* **EXERCISE DETAILS**
Read the records below and copy each line that contains "only".

— start —

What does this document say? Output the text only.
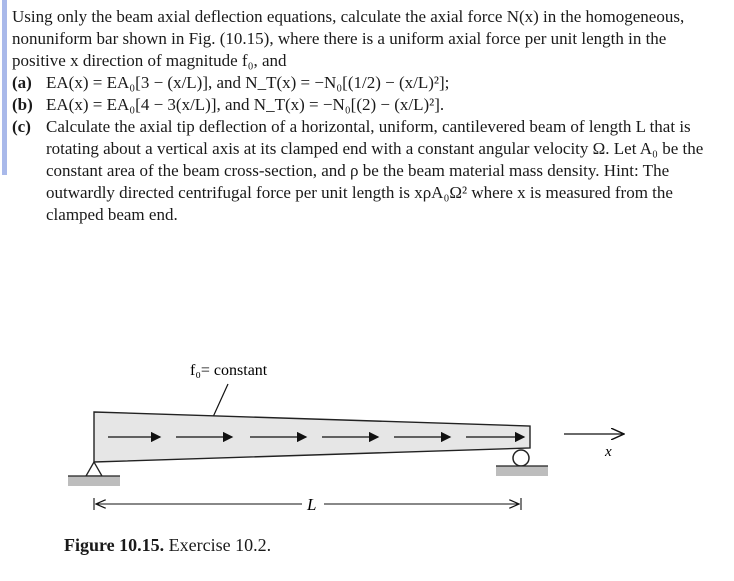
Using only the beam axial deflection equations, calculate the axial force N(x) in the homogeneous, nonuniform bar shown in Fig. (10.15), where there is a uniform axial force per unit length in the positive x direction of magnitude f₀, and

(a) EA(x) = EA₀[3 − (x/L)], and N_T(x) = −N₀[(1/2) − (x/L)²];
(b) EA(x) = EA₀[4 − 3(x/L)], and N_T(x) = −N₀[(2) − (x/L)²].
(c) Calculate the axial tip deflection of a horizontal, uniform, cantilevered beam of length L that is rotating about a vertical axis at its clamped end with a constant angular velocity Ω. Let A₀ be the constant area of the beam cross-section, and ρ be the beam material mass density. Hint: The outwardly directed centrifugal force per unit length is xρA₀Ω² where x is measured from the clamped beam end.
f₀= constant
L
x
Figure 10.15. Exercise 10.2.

— end —

* **THE ANSWER**
What does this document say? Output the text only.
Using only the beam axial deflection equations, calculate the axial force N(x) in the homogeneous, nonuniform bar shown in Fig. (10.15), where there is a uniform axial force per unit length in the positive x direction of magnitude f₀, and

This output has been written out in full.